Tarefas do exercício:
1) Responda com base no trecho sobre os blocos de Carnaval:
(a) Que veículo os foliões pararam na Avenida Rio Branco?
(b) Até quando Rafaela Rocha e Pablo Paes querem vender todo o estoque de cerveja?
(c) O que Milena Ferreira vestiu que já tinha usado no Carnaval de 2018?
2) Liste todos os blocos que, segundo o trecho sobre os blocos de Carnaval, tocaram no centro no período da tarde, a partir das 14h. Indique o local de cada um.
3) Dê seguimento ao trecho sobre os blocos de Carnaval a partir da última frase apresentada.
━━━ Trecho para leitura
Informação para trabalhar
Às 10h, a folia estava na Avenida Rio Branco. Gente fantasiada invadiu as duas pistas e parou o VLT (veículo leve sobre trilhos). Às 11h, os foliões ocuparam três quarteirões da rua paralela, a Visconde de Inhaúma.
A comunicação foliã era toda online. "Olha, disseram que na Cinelândia o bloco do Gil está mais vazio", diz uma mulher para as amigas. O "Mistérios há de pintar por aí", com pouco mais de dez músicos ao som de Gilberto Gil, saiu em cortejo, às 11h, em direção à Av. Presidente Vargas.
Quem também aproveita as indicações que circulam pelo Telegram são os vendedores ambulantes. O casal Rafaela Rocha, 22, e Pablo Paes, 23, ambulantes em festas noturnas e na Central do Brasil, pretende trabalhar durante a noite na região do Sambódromo e acompanhar os blocos de rua no período diurno. "Como não tem nenhuma divulgação oficial, a gente pede para nos colocarem em grupos."
Os dois, pais de duas bebês que ficaram aos cuidados da avó, buscam vender todo o estoque de cerveja até domingo (24). Mas a variedade de vendas é múltipla. Há quem asse espetinhos, estoure pipoca ou venda bebidas. Também tem camelô de purpurina, brinco e fantasia. Em um triciclo carregado de potinhos de purpurina que custam, dependendo do tamanho, mais de R$ 10, Beatriz Silva, 20, diz que quer entrar em todos os grupos que puder para aproveitar as vendas até nos pouquíssimos divulgados. "Se precisar pedalar até a zona sul, eu vou."
Uma mão na purpurina, outra no celular
A temperatura não bate 25ºC nos termômetros públicos e a movimentação nas principais avenidas aumenta após o almoço. No período da tarde, a partir das 14h, também tocaram no centro os blocos "Pomba Idosa", no Museu do Amanhã, "Truque do desejo", na Banca do André, "Desculpe o Transtorno", na rua do Carmo e "Charanga Venenosa", na Praça Mauá.
Com as amigas de olho no celular, Milena Ferreira, 31, esteve em três. Para não perder nada, já que está no Brasil em curta temporada, acompanhou grupos de aplicativo e planilhas de Excel disponíveis virtualmente. Para relembrar os últimos anos no país, vestiu o maiô azul de uma manga e uma meia arrastão cor-de-rosa neon que usou no Carnaval de 2018.
━━━━━━
━━━ Dados para análise
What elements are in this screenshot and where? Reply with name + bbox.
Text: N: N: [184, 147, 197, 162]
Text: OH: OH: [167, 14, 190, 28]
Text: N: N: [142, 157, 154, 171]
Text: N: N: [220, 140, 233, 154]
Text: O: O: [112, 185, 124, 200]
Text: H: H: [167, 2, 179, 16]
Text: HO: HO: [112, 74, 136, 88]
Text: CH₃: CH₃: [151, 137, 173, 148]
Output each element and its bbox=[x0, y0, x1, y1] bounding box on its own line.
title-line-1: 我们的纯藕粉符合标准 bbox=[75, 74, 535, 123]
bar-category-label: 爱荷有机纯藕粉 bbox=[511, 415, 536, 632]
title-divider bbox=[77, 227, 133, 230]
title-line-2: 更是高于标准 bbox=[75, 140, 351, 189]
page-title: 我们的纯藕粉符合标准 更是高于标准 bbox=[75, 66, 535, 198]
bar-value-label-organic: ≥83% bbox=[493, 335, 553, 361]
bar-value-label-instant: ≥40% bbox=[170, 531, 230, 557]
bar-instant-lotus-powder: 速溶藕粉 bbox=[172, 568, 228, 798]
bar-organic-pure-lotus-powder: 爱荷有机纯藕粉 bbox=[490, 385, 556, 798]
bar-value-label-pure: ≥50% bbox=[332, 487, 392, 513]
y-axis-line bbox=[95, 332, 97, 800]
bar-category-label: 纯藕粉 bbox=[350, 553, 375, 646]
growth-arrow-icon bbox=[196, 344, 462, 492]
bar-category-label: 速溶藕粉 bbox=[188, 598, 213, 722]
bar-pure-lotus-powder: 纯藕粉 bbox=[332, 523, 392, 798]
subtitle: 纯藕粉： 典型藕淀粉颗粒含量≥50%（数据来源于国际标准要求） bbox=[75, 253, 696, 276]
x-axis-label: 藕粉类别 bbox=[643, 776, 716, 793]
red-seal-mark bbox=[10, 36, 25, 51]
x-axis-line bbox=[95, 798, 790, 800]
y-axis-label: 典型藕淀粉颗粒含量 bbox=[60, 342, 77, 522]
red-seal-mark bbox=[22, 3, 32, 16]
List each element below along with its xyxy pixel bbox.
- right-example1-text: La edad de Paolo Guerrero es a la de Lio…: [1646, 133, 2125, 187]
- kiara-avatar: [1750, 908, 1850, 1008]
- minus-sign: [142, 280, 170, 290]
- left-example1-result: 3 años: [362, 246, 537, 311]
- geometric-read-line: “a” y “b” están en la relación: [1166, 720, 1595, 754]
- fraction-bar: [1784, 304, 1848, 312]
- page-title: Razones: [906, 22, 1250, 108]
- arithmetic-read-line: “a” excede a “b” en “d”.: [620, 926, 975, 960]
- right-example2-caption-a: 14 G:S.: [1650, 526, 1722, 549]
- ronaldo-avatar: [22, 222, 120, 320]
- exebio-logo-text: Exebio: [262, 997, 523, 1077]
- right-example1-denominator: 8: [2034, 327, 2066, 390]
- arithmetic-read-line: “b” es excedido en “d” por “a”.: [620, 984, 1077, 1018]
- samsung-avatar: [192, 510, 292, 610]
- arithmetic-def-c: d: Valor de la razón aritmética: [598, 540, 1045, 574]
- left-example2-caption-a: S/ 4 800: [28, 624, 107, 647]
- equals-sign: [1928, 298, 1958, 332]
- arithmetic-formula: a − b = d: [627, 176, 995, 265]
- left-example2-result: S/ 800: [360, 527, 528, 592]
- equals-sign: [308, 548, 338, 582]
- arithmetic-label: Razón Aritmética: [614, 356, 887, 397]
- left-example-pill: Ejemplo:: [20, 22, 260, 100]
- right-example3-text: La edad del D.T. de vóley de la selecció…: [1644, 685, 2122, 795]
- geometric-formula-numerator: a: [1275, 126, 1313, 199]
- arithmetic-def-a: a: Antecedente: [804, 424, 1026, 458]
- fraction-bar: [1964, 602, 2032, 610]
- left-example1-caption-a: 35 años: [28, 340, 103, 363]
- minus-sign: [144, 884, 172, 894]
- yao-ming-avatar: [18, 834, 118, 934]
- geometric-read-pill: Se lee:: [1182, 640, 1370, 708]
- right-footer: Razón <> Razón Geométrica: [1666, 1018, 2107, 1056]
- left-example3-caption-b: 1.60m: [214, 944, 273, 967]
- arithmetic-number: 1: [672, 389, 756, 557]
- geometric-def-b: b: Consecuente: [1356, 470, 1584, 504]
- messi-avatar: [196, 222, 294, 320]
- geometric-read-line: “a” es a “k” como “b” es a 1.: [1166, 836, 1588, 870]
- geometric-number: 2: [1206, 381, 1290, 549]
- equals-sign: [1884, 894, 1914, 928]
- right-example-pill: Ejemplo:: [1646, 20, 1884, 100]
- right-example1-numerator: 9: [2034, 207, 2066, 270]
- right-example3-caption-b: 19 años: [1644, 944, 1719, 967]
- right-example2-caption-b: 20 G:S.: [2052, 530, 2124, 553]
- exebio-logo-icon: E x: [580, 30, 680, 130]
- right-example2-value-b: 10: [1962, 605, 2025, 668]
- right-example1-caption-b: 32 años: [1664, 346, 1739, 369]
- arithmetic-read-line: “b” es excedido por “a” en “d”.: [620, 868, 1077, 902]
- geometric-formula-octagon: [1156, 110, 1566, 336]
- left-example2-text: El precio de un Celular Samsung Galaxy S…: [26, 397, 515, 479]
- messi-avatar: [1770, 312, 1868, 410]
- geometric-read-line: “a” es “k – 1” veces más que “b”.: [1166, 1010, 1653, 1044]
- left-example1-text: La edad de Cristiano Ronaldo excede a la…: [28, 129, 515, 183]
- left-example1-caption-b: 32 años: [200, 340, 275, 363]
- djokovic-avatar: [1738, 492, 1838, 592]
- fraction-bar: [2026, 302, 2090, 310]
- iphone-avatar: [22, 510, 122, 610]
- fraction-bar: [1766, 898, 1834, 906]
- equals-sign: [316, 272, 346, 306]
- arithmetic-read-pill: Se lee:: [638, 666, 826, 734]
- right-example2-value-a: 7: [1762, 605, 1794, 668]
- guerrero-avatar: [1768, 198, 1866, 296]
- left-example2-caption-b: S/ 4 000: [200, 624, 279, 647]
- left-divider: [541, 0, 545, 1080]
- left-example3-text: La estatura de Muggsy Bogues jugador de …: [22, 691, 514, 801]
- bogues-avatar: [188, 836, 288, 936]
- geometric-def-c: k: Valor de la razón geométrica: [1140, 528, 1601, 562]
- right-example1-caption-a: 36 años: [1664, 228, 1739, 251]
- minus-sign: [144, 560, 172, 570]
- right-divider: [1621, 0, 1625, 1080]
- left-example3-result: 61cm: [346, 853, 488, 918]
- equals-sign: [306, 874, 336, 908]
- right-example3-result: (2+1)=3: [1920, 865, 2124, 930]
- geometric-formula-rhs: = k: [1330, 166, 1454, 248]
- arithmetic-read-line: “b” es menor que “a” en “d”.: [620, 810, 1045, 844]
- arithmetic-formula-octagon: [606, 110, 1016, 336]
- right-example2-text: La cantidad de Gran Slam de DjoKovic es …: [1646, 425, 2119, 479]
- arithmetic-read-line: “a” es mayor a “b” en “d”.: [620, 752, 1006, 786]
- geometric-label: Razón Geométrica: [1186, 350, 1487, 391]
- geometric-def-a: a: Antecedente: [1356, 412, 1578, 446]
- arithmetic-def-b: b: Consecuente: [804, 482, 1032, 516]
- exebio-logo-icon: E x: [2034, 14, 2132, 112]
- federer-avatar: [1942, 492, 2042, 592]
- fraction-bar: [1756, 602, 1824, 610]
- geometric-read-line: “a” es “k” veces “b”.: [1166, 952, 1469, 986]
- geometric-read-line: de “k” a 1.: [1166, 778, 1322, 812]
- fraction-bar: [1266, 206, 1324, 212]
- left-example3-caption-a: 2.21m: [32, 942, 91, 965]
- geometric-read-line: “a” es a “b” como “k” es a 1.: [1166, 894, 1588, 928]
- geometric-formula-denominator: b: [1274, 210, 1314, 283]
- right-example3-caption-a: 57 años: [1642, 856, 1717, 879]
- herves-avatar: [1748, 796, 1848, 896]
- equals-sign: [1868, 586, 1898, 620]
━━━━━━
Respostas por tarefa:
1)
(a) O VLT (veículo leve sobre trilhos).
(b) Até domingo (24).
(c) O maiô azul de uma manga e uma meia arrastão cor-de-rosa neon.

2)
- "Pomba Idosa", no Museu do Amanhã
- "Truque do desejo", na Banca do André
- "Desculpe o Transtorno", na rua do Carmo
- "Charanga Venenosa", na Praça Mauá

3)
Grudada nas três amigas que não encontrava havia mais de dois anos, desde que se mudou para a Alemanha, a bióloga explica que a expectativa pelo período festivo era tanta que, apesar do medo da contaminação pela covid-19, tirou férias do trabalho na Europa exatamente por causa do Carnaval.
Outra foliã que não larga o celular é Carolina Miranda, 33, vestida com um maiô preto e purpurinas azul, rosa e amarelo. Segundo as amigas, "é uma mão na purpurina e outra no celular". Na fila para comprar bebida durante o "Truque do Desejo", confidencia: "Quero ir para o máximo de blocos possível". Até às 15h, o trio, na rua desde às 6h, já passou por seis.
Democratização da informação
No fim da tarde, às 18h, enquanto os blocos diurnos murchavam, o grupo de Aline pipocava perguntas: "Alguma coisa na Praça Mauá?", "Alguém sabe se o Bagunço vai rolar?", "Ainda vai ter algo pelo Centro?". Uma das mensagens implora por informações do "Besame Mucho", no Largo das Neves, em Santa Teresa. "Quem puder chegar no besame e mandar o report aqui, por favor". Durante a noite toda, membros reclamavam: "tá impraticável ficar aqui".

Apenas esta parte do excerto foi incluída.